Comment peut-on travailler au chantier BTR

 

Disons tout de suite qu'il suffit d'être à l'Ecole Moderne ou de s'y intéresser pour que l'on se sente concerné par ce chantier. 

En effet, sous des dehors modestes, les animateurs de ce nouveau chantier ont de terribles ambitions. Disons plutôt qu'ils voient se dégager des perspectives immenses. Il n'est jamais interdit de rêver. 

Un des rêves, ce serait que B.T.R. ne soit pas un chantier comme les autres, à côté des autres, mais, pour ainsi dire l'affaire du mouvement tout entier. En effet, il devrait nous aider à mieux définir nos conceptions pédagogiques. Et même, pour certains, nos conceptions scientifiques de la pédagogie.

* * * *

CONSIGNE 1 -> Traduisez en anglais cette phrase de l'extrait sur le chantier BTR : « En effet, il devrait nous aider à mieux définir nos conceptions pédagogiques. »
CONSIGNE 2 -> Reproduisez le passage de l'extrait sur le chantier BTR qui débute aux mots « Disons tout de » et s'arrête après les mots « de la pédagogie. ».

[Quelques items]
* * * *

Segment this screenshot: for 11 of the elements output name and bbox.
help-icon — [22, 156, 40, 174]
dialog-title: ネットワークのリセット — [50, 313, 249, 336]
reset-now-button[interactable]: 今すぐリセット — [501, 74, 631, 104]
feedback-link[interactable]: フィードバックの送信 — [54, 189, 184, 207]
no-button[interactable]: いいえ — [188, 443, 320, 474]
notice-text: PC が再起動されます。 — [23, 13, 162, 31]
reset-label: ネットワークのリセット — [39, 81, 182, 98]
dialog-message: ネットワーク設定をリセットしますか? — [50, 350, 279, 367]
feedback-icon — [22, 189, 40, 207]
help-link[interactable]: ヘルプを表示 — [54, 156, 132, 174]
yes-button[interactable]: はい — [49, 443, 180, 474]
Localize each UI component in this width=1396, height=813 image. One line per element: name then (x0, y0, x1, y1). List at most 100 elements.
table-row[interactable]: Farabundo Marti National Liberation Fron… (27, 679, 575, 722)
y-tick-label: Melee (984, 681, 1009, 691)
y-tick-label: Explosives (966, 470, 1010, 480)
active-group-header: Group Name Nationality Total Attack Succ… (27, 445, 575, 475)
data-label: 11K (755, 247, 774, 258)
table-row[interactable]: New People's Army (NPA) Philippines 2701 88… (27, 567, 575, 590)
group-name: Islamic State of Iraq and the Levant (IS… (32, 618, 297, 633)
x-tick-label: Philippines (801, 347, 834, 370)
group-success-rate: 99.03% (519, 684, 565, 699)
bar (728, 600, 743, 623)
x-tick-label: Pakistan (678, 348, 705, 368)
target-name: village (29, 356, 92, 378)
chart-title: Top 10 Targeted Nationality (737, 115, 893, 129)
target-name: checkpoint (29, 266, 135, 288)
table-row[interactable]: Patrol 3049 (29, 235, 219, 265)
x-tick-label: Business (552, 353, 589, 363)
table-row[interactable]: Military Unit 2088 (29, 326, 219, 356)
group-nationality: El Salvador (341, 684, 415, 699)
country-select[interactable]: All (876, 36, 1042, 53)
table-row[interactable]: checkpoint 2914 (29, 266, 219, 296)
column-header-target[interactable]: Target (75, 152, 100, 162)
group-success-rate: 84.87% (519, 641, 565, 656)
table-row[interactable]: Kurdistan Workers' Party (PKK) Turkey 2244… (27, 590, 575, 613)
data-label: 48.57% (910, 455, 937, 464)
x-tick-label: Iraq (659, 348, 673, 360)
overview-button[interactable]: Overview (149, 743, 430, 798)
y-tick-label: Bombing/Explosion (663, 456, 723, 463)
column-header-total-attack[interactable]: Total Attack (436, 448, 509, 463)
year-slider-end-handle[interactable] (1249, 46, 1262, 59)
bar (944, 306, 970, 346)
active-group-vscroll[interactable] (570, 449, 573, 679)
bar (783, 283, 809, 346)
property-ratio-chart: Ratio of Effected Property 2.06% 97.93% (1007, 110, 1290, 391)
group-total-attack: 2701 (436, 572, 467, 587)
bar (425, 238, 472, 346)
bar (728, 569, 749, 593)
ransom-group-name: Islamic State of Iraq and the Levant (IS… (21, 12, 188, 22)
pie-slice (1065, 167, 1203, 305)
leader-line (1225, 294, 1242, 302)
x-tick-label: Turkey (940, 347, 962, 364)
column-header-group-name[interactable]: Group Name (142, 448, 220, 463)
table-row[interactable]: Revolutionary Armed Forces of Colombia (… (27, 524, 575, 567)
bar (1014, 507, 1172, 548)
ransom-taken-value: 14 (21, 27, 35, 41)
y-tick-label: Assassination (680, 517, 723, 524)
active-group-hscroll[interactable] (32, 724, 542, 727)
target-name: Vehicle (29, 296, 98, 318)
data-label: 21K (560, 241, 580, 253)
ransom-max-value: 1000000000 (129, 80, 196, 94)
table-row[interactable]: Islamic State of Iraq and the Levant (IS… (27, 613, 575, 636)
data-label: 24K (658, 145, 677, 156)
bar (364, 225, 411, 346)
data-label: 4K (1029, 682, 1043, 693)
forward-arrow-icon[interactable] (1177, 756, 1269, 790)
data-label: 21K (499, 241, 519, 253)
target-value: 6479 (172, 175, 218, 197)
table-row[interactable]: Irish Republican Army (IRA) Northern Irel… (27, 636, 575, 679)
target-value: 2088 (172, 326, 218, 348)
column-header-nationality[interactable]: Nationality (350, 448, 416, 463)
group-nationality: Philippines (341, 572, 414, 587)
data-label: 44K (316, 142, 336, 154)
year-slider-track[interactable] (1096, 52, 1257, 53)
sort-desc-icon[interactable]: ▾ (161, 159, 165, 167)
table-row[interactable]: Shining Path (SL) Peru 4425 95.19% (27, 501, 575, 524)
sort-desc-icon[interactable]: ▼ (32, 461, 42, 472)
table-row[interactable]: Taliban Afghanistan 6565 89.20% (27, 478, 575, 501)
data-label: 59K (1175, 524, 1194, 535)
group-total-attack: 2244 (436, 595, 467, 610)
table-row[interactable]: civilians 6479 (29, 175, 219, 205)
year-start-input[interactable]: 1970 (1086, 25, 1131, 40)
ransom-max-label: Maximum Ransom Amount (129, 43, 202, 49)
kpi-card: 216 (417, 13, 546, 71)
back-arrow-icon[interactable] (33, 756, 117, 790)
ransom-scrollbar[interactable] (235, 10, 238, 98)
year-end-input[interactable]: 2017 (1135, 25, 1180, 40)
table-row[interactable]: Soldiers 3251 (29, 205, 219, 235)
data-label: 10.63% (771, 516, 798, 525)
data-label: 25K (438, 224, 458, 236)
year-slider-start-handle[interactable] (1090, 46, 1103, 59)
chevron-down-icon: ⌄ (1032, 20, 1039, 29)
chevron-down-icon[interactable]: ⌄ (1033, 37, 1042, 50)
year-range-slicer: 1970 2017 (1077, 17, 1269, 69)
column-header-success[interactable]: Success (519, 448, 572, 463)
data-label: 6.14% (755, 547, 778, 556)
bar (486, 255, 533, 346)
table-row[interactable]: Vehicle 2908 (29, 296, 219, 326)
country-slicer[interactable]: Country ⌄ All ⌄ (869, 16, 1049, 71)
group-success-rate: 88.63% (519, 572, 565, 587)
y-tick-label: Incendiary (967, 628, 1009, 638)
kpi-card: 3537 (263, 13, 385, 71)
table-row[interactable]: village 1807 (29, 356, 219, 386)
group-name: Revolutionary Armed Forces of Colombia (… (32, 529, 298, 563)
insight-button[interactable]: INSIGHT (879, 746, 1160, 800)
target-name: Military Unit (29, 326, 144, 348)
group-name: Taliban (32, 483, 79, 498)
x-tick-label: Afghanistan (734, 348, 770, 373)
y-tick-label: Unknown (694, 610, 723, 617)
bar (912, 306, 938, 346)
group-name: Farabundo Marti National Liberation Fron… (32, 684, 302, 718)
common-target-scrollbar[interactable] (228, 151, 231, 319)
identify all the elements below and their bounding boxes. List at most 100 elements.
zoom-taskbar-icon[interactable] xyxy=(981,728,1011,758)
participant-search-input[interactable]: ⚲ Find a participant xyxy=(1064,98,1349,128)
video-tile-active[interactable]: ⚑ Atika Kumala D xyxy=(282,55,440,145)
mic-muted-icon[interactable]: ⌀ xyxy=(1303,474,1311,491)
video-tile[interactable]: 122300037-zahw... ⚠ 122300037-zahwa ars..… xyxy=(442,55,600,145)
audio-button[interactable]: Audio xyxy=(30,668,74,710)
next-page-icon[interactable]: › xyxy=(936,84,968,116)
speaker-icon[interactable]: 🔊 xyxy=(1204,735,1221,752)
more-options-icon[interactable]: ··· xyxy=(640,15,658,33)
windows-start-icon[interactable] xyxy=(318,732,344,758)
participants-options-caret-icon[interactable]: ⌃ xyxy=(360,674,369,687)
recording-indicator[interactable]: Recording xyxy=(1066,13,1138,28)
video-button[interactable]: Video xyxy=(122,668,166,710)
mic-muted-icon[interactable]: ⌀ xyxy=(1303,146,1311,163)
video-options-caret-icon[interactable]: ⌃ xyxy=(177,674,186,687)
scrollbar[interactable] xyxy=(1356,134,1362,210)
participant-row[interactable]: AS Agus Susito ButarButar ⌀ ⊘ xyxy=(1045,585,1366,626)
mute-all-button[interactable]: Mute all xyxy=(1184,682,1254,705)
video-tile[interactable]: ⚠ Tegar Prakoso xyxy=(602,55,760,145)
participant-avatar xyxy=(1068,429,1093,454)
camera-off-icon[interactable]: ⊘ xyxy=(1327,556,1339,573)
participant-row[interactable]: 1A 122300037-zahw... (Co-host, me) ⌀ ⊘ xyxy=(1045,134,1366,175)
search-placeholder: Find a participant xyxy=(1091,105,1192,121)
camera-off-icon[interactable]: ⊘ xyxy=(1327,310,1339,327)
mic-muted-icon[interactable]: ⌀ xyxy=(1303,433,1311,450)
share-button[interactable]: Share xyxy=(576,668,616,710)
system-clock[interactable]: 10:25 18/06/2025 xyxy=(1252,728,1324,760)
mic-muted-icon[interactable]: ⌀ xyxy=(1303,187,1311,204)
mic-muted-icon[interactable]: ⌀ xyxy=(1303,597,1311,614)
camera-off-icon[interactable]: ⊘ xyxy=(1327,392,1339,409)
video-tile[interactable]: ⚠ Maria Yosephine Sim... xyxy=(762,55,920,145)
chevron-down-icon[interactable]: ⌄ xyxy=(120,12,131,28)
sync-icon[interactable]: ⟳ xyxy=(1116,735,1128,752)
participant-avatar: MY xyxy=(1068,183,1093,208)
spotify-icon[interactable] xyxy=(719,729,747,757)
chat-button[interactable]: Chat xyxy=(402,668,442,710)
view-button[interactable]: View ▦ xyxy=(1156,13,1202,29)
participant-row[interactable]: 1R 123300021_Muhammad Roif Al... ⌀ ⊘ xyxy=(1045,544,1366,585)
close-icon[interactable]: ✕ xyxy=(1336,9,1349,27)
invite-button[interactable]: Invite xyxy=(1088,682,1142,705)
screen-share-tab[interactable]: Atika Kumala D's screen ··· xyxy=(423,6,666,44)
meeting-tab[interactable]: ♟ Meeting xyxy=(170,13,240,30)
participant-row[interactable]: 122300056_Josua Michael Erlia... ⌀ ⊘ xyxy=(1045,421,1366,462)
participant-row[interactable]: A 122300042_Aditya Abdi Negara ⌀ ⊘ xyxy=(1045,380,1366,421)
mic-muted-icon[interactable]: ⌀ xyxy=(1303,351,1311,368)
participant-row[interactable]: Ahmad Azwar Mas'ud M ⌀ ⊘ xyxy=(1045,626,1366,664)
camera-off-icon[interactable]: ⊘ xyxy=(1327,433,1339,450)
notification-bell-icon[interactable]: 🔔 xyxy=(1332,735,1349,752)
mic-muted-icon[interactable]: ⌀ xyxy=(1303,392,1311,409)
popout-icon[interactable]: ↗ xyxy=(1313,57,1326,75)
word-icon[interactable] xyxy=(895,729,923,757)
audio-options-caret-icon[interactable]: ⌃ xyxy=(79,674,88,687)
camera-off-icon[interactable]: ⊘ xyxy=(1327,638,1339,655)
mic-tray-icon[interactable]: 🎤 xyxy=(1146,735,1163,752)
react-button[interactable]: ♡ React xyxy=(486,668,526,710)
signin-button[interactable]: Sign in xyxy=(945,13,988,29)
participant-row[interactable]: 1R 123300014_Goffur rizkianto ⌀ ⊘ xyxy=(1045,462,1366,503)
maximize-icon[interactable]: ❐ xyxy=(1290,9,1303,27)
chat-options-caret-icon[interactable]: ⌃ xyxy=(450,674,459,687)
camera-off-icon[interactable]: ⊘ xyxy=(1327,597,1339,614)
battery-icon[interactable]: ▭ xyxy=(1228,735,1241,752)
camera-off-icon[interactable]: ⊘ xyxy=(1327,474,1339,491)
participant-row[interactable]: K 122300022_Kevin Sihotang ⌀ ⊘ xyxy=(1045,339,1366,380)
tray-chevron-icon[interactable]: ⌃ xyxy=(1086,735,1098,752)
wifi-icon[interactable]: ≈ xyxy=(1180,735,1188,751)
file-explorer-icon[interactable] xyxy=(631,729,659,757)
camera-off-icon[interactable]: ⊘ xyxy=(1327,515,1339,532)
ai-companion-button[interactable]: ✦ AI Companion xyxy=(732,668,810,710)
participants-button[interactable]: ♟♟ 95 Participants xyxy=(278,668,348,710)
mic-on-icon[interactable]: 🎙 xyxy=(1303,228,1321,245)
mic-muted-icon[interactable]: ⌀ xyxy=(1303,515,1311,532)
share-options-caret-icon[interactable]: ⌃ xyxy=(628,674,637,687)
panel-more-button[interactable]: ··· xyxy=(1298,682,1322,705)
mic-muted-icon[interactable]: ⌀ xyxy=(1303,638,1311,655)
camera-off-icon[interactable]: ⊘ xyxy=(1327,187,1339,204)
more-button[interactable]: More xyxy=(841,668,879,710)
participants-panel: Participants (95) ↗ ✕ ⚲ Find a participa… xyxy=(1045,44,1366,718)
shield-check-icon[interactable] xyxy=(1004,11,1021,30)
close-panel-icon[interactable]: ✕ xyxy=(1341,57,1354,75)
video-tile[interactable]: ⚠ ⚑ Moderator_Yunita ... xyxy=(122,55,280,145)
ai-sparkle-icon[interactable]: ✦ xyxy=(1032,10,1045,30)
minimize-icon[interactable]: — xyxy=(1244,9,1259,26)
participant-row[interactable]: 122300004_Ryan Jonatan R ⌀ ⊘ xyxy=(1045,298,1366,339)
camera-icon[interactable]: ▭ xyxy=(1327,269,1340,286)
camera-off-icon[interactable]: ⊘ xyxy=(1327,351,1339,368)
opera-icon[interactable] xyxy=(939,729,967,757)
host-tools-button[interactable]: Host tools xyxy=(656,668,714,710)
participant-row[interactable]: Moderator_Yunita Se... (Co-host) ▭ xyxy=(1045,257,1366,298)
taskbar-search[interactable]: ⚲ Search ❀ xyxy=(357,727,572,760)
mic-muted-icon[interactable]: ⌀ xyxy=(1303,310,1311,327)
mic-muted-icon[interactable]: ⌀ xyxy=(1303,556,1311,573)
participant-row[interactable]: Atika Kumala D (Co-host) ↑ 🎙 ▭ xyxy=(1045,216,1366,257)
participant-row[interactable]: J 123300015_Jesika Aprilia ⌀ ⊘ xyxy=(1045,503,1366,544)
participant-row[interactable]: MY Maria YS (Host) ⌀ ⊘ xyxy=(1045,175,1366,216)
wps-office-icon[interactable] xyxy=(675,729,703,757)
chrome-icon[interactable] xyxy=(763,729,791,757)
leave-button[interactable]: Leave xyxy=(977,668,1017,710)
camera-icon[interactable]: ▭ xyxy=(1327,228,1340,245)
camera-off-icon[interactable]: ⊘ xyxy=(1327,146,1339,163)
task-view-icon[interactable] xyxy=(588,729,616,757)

* * * *

RÉSULTAT FINAL 1 -> Indeed, it should help us better define our pedagogical conceptions.

RÉSULTAT FINAL 2 ->
Disons tout de suite qu'il suffit d'être à l'Ecole Moderne ou de s'y intéresser pour que l'on se sente concerné par ce chantier. 

En effet, sous des dehors modestes, les animateurs de ce nouveau chantier ont de terribles ambitions. Disons plutôt qu'ils voient se dégager des perspectives immenses. Il n'est jamais interdit de rêver. 

Un des rêves, ce serait que B.T.R. ne soit pas un chantier comme les autres, à côté des autres, mais, pour ainsi dire l'affaire du mouvement tout entier. En effet, il devrait nous aider à mieux définir nos conceptions pédagogiques. Et même, pour certains, nos conceptions scientifiques de la pédagogie.